Dataset items:
▼

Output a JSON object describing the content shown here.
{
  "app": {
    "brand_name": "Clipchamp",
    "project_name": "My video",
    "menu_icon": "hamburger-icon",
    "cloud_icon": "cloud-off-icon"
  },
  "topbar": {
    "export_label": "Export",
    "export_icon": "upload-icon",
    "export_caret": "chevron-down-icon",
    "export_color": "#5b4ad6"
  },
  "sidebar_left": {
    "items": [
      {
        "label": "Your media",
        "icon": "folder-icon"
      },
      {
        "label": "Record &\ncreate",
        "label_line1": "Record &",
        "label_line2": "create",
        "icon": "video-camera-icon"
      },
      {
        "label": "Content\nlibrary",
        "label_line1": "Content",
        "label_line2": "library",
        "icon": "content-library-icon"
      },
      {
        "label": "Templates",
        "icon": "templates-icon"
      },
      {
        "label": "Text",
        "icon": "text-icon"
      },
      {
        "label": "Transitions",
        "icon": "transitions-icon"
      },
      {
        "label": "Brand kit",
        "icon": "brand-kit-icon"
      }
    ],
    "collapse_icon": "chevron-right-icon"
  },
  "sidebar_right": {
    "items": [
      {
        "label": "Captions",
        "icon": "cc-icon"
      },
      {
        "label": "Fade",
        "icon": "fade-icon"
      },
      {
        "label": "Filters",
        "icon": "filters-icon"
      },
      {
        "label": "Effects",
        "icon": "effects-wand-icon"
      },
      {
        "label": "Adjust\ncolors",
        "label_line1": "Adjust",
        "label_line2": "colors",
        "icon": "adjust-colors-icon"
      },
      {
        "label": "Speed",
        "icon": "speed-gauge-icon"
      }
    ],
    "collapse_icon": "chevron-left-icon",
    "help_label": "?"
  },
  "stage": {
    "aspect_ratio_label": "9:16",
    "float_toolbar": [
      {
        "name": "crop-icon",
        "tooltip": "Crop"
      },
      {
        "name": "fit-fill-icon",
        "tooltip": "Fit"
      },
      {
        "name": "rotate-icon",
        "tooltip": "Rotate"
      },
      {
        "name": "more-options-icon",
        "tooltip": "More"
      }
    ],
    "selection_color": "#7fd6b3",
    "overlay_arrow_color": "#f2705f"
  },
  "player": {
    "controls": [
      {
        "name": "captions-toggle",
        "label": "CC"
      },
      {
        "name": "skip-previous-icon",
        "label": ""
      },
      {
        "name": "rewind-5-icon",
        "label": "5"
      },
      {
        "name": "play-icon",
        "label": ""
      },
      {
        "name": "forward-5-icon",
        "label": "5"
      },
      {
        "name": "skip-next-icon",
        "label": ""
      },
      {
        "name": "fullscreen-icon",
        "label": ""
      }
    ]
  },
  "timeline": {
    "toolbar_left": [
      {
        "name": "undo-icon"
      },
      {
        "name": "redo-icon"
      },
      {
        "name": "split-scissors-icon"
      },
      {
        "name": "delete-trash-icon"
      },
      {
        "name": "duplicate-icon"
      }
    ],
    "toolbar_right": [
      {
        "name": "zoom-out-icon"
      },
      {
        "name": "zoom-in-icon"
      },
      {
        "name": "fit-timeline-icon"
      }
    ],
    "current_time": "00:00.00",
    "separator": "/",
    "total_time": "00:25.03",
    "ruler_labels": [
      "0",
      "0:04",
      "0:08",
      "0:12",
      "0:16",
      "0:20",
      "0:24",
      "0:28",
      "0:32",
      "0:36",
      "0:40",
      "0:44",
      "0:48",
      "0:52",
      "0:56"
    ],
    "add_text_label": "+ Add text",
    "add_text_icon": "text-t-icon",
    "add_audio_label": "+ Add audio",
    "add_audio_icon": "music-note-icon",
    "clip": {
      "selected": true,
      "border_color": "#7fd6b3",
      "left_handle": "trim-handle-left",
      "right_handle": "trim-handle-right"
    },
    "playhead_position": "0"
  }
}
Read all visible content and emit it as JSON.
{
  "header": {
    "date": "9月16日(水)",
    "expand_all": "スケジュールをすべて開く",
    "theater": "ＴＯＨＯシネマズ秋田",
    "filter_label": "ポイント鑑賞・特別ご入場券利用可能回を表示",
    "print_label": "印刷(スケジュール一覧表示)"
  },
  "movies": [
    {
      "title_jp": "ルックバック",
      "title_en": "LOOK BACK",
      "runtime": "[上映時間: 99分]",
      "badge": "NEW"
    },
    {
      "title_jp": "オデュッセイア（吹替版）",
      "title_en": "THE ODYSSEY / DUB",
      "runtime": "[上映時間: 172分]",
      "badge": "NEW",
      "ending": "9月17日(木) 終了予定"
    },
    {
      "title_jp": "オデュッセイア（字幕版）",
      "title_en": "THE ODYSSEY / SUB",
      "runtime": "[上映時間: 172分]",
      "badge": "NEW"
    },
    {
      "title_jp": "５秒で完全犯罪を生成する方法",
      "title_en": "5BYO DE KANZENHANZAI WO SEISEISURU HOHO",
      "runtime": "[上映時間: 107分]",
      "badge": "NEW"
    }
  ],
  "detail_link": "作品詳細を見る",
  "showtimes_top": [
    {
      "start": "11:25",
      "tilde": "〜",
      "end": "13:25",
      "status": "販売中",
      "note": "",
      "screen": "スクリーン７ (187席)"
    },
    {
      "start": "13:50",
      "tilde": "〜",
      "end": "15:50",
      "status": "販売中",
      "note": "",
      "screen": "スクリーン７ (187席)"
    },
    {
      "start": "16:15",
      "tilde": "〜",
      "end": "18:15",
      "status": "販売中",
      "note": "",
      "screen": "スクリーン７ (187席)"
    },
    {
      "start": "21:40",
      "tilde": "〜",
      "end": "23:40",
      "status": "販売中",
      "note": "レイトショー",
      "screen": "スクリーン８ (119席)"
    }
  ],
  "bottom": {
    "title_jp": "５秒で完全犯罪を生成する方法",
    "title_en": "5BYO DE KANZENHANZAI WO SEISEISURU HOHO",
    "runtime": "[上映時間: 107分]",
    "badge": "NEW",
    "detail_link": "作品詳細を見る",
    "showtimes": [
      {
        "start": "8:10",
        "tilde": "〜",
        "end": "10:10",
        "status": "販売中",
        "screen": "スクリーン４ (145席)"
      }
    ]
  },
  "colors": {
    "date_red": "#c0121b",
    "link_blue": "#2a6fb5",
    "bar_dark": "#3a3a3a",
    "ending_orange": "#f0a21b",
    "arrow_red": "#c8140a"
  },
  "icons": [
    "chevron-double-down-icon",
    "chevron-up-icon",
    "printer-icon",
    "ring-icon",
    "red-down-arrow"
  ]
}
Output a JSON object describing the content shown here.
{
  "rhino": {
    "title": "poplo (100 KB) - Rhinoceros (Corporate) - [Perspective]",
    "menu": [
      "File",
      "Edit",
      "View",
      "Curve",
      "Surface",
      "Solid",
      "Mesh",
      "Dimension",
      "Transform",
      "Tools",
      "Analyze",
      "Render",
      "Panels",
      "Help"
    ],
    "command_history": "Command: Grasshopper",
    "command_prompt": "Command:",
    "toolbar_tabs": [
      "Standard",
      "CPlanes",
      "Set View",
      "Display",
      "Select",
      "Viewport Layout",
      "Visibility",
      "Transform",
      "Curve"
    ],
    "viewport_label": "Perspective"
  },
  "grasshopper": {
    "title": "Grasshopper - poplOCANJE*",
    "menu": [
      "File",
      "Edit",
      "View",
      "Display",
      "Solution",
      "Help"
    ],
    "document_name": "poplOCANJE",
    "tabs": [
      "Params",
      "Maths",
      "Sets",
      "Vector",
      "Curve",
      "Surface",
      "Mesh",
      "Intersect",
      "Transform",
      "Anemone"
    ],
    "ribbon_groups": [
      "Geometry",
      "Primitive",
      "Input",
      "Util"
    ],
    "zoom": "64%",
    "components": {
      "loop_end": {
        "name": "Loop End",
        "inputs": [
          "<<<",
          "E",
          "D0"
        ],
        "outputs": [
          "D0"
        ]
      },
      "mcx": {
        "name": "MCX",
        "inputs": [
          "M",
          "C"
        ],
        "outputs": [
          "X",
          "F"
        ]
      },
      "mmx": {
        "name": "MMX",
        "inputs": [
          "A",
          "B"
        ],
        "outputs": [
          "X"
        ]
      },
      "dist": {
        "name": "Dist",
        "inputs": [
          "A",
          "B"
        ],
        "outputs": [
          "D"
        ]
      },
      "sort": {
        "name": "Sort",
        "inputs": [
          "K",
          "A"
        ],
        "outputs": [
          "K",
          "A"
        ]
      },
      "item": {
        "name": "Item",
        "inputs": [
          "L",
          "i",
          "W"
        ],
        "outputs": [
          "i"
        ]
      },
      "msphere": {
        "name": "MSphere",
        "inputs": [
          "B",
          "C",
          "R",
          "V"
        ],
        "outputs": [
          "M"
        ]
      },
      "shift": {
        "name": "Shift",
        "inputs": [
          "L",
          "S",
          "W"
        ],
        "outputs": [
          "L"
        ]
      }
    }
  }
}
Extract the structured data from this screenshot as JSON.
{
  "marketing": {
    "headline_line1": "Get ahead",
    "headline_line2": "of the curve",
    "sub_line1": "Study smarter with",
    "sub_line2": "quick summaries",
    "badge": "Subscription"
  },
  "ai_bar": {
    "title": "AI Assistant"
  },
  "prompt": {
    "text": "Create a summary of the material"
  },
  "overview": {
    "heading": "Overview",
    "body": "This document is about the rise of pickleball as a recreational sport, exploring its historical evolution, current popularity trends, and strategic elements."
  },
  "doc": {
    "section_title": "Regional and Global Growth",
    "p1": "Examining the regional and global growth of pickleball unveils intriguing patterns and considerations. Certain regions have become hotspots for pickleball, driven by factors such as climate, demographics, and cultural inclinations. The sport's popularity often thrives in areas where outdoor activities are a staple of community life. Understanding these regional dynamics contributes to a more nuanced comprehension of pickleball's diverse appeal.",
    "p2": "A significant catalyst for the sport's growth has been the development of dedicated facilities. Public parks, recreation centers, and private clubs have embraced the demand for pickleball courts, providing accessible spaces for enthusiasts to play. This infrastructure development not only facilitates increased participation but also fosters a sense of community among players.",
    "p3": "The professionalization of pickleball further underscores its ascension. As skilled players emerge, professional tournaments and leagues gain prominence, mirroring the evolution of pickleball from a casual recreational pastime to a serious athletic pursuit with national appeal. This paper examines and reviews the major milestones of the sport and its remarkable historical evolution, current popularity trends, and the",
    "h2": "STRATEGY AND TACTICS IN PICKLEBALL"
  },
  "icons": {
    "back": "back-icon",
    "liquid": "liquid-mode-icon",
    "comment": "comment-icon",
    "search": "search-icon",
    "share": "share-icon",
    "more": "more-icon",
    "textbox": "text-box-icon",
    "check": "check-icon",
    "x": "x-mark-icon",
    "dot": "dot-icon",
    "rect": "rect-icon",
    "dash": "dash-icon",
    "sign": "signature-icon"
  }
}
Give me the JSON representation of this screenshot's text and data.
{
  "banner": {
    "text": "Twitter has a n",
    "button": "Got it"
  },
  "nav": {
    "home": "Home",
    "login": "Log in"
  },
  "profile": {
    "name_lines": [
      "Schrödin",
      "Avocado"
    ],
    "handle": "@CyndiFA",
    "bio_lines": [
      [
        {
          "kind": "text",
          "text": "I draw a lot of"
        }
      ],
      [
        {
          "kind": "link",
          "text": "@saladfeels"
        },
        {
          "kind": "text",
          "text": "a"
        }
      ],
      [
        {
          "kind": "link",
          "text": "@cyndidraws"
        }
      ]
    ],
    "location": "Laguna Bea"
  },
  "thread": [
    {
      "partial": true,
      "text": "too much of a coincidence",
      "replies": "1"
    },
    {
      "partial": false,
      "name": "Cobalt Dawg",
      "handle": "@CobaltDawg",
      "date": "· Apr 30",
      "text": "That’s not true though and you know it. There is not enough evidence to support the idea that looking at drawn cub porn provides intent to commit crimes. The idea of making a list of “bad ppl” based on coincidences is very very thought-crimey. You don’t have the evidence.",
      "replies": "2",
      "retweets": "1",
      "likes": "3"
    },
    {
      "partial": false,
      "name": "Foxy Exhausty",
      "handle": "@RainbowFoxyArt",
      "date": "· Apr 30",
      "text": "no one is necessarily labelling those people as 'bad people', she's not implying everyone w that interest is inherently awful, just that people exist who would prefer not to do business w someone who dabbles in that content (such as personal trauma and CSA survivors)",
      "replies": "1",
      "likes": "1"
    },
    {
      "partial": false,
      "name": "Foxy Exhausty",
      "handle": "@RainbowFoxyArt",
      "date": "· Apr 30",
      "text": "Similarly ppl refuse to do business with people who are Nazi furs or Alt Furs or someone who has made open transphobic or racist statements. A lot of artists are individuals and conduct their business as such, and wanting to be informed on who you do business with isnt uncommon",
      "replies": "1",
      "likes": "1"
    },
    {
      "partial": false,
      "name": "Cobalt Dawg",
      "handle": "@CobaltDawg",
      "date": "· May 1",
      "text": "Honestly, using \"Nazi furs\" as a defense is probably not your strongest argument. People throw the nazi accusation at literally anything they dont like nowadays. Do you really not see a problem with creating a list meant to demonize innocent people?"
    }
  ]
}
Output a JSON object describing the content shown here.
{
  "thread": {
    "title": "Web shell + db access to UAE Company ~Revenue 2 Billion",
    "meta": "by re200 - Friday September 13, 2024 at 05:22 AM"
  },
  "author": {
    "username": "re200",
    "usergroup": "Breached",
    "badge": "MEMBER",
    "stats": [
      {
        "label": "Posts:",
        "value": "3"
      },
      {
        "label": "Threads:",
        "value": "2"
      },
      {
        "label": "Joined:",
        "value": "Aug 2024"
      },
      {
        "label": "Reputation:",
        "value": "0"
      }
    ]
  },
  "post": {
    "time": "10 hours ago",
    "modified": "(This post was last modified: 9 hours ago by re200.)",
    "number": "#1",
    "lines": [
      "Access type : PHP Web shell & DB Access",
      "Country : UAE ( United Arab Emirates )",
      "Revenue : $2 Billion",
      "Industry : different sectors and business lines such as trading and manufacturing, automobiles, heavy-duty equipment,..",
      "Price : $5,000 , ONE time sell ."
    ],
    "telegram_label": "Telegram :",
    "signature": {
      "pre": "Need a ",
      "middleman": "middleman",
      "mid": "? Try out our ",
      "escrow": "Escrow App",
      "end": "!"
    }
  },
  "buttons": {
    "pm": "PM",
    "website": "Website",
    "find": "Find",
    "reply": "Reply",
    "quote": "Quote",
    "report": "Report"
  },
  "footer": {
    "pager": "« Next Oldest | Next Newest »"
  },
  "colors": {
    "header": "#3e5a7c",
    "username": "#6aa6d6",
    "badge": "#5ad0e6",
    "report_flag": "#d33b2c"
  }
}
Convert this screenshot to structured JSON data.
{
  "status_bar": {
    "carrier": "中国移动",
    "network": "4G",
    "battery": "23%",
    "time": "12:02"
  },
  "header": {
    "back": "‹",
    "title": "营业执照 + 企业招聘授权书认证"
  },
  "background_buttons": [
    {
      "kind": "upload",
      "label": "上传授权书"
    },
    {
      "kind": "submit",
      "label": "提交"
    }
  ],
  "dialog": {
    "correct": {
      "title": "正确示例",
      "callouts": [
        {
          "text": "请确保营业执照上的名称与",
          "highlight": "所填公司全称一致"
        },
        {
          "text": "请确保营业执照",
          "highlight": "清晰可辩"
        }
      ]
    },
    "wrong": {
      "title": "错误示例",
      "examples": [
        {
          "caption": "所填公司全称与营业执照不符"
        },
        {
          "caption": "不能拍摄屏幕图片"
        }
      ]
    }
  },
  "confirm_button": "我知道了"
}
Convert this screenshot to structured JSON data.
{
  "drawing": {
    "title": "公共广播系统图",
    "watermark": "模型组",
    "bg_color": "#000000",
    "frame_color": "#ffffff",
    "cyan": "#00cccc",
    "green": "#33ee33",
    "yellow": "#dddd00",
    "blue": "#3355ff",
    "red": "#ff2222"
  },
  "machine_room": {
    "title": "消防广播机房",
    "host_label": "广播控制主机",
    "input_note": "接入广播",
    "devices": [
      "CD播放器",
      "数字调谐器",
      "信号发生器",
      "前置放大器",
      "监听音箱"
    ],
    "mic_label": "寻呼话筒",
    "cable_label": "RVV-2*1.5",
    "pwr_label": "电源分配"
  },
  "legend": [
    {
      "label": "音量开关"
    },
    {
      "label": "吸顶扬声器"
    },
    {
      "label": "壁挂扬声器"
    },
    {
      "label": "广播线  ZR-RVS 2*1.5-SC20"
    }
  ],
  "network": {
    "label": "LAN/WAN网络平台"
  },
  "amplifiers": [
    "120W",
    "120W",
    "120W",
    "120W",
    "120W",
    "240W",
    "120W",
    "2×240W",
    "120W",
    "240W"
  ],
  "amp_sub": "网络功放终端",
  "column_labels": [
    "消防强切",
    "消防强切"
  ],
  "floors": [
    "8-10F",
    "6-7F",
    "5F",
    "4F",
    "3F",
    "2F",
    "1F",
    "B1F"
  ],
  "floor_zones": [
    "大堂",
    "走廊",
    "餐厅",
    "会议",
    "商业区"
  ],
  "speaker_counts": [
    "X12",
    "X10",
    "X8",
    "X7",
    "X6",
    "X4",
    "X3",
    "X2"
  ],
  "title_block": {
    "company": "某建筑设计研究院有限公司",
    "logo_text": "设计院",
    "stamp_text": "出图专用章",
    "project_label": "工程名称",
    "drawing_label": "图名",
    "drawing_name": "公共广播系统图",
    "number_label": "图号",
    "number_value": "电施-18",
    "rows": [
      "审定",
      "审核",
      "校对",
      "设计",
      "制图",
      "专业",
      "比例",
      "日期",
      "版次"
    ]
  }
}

▲

Identify and copy lines that hold the string "video".

    "project_name": "My video",
        "icon": "video-camera-icon"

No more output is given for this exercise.